> _Problem requirements_: Exactly as written, quote every line that follows, skipping the images.

=== Excerpted data ===

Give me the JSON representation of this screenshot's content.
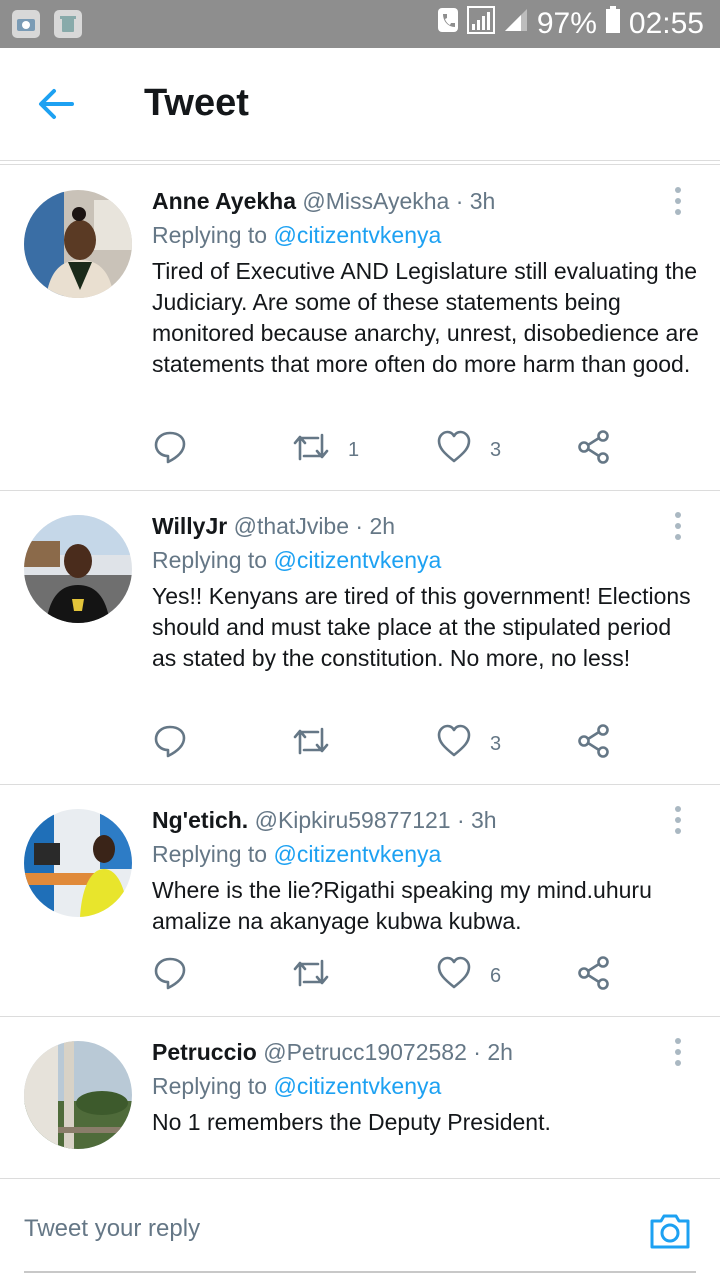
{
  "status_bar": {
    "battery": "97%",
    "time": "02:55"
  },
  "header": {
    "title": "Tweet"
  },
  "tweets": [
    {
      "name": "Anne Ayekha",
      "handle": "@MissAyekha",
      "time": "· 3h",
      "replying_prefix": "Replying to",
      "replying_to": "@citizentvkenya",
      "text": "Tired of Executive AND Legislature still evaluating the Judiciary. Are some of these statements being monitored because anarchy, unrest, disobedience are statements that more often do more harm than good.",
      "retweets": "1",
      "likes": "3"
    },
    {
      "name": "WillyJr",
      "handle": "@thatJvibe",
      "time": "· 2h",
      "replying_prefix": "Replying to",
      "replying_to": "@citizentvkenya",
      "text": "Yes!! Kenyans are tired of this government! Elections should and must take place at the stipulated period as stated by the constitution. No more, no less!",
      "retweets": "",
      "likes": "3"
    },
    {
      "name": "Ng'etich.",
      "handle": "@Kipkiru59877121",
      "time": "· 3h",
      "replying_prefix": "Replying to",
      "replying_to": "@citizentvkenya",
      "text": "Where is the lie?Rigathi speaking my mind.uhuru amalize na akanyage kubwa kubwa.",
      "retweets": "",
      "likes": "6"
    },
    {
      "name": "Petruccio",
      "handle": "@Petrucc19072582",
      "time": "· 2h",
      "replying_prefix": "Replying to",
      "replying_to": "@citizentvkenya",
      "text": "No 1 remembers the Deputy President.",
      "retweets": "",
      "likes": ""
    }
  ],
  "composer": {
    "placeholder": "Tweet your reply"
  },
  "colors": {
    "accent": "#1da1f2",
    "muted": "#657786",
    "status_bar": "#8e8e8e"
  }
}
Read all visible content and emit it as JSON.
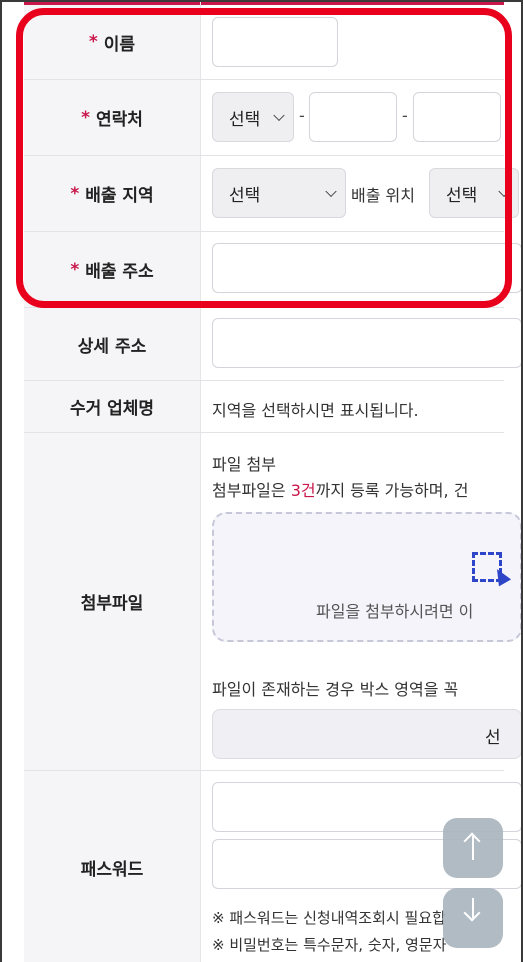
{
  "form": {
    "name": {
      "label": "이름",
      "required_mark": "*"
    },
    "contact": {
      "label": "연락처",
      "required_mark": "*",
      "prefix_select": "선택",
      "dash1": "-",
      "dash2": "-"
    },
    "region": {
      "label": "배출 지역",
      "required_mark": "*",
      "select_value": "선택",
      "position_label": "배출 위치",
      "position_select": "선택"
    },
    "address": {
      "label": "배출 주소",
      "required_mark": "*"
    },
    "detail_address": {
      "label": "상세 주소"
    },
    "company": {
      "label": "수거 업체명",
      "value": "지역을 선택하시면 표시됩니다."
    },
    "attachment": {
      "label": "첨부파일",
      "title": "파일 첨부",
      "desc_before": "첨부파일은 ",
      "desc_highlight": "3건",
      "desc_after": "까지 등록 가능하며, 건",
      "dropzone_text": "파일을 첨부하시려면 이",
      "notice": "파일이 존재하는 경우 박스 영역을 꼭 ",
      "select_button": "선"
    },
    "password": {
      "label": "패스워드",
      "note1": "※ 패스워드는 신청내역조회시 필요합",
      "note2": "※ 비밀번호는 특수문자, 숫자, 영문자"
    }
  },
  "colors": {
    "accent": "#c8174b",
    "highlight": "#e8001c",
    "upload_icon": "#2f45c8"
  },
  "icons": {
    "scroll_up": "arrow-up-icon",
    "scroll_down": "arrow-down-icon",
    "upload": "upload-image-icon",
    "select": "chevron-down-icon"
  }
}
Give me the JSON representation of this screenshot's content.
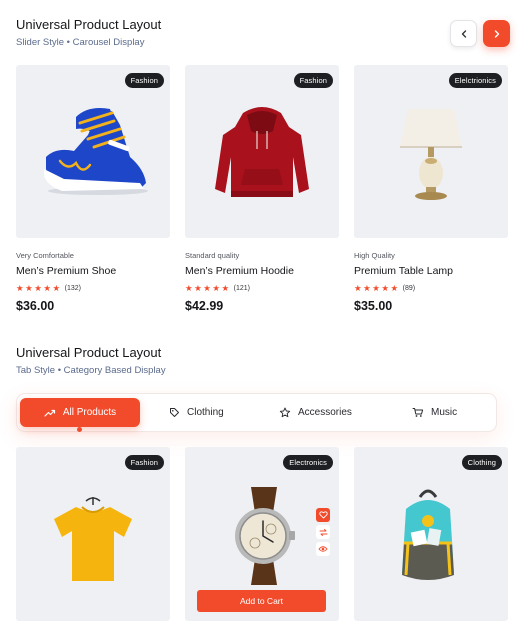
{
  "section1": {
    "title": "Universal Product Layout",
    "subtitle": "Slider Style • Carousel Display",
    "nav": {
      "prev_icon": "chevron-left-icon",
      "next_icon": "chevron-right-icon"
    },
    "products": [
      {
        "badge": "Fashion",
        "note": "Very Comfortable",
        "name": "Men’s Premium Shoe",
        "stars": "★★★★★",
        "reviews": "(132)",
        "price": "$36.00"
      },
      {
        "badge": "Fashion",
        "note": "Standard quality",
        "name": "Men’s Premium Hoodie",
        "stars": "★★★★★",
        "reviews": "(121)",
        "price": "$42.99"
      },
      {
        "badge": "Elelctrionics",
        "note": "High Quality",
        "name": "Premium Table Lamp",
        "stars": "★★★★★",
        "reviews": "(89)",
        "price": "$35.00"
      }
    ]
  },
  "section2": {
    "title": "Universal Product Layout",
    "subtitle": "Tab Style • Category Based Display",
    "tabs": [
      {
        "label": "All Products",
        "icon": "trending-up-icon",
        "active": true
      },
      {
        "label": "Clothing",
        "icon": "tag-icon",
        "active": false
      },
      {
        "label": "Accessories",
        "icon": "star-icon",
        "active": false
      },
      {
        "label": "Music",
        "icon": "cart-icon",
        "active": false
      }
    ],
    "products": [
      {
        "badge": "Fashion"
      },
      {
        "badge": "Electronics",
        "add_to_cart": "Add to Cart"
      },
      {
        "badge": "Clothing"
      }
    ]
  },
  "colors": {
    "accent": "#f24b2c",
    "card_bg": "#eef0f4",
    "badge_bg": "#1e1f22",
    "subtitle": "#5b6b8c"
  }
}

===

> _Solved exercise_:
Give me the JSON representation of this screenshot's content.
{
  "status_bar": {
    "battery": "97%",
    "time": "02:55"
  },
  "header": {
    "title": "Tweet"
  },
  "tweets": [
    {
      "name": "Anne Ayekha",
      "handle": "@MissAyekha",
      "time": "· 3h",
      "replying_prefix": "Replying to",
      "replying_to": "@citizentvkenya",
      "text": "Tired of Executive AND Legislature still evaluating the Judiciary. Are some of these statements being monitored because anarchy, unrest, disobedience are statements that more often do more harm than good.",
      "retweets": "1",
      "likes": "3"
    },
    {
      "name": "WillyJr",
      "handle": "@thatJvibe",
      "time": "· 2h",
      "replying_prefix": "Replying to",
      "replying_to": "@citizentvkenya",
      "text": "Yes!! Kenyans are tired of this government! Elections should and must take place at the stipulated period as stated by the constitution. No more, no less!",
      "retweets": "",
      "likes": "3"
    },
    {
      "name": "Ng'etich.",
      "handle": "@Kipkiru59877121",
      "time": "· 3h",
      "replying_prefix": "Replying to",
      "replying_to": "@citizentvkenya",
      "text": "Where is the lie?Rigathi speaking my mind.uhuru amalize na akanyage kubwa kubwa.",
      "retweets": "",
      "likes": "6"
    },
    {
      "name": "Petruccio",
      "handle": "@Petrucc19072582",
      "time": "· 2h",
      "replying_prefix": "Replying to",
      "replying_to": "@citizentvkenya",
      "text": "No 1 remembers the Deputy President.",
      "retweets": "",
      "likes": ""
    }
  ],
  "composer": {
    "placeholder": "Tweet your reply"
  },
  "colors": {
    "accent": "#1da1f2",
    "muted": "#657786",
    "status_bar": "#8e8e8e"
  }
}
Read all visible content and emit it as JSON.
{
  "form": {
    "name": {
      "label": "이름",
      "required_mark": "*"
    },
    "contact": {
      "label": "연락처",
      "required_mark": "*",
      "prefix_select": "선택",
      "dash1": "-",
      "dash2": "-"
    },
    "region": {
      "label": "배출 지역",
      "required_mark": "*",
      "select_value": "선택",
      "position_label": "배출 위치",
      "position_select": "선택"
    },
    "address": {
      "label": "배출 주소",
      "required_mark": "*"
    },
    "detail_address": {
      "label": "상세 주소"
    },
    "company": {
      "label": "수거 업체명",
      "value": "지역을 선택하시면 표시됩니다."
    },
    "attachment": {
      "label": "첨부파일",
      "title": "파일 첨부",
      "desc_before": "첨부파일은 ",
      "desc_highlight": "3건",
      "desc_after": "까지 등록 가능하며, 건",
      "dropzone_text": "파일을 첨부하시려면 이",
      "notice": "파일이 존재하는 경우 박스 영역을 꼭 ",
      "select_button": "선"
    },
    "password": {
      "label": "패스워드",
      "note1": "※ 패스워드는 신청내역조회시 필요합",
      "note2": "※ 비밀번호는 특수문자, 숫자, 영문자"
    }
  },
  "colors": {
    "accent": "#c8174b",
    "highlight": "#e8001c",
    "upload_icon": "#2f45c8"
  },
  "icons": {
    "scroll_up": "arrow-up-icon",
    "scroll_down": "arrow-down-icon",
    "upload": "upload-image-icon",
    "select": "chevron-down-icon"
  }
}
Give me the JSON representation of this screenshot's content.
{
  "section1": {
    "title": "Universal Product Layout",
    "subtitle": "Slider Style • Carousel Display",
    "nav": {
      "prev_icon": "chevron-left-icon",
      "next_icon": "chevron-right-icon"
    },
    "products": [
      {
        "badge": "Fashion",
        "note": "Very Comfortable",
        "name": "Men’s Premium Shoe",
        "stars": "★★★★★",
        "reviews": "(132)",
        "price": "$36.00"
      },
      {
        "badge": "Fashion",
        "note": "Standard quality",
        "name": "Men’s Premium Hoodie",
        "stars": "★★★★★",
        "reviews": "(121)",
        "price": "$42.99"
      },
      {
        "badge": "Elelctrionics",
        "note": "High Quality",
        "name": "Premium Table Lamp",
        "stars": "★★★★★",
        "reviews": "(89)",
        "price": "$35.00"
      }
    ]
  },
  "section2": {
    "title": "Universal Product Layout",
    "subtitle": "Tab Style • Category Based Display",
    "tabs": [
      {
        "label": "All Products",
        "icon": "trending-up-icon",
        "active": true
      },
      {
        "label": "Clothing",
        "icon": "tag-icon",
        "active": false
      },
      {
        "label": "Accessories",
        "icon": "star-icon",
        "active": false
      },
      {
        "label": "Music",
        "icon": "cart-icon",
        "active": false
      }
    ],
    "products": [
      {
        "badge": "Fashion"
      },
      {
        "badge": "Electronics",
        "add_to_cart": "Add to Cart"
      },
      {
        "badge": "Clothing"
      }
    ]
  },
  "colors": {
    "accent": "#f24b2c",
    "card_bg": "#eef0f4",
    "badge_bg": "#1e1f22",
    "subtitle": "#5b6b8c"
  }
}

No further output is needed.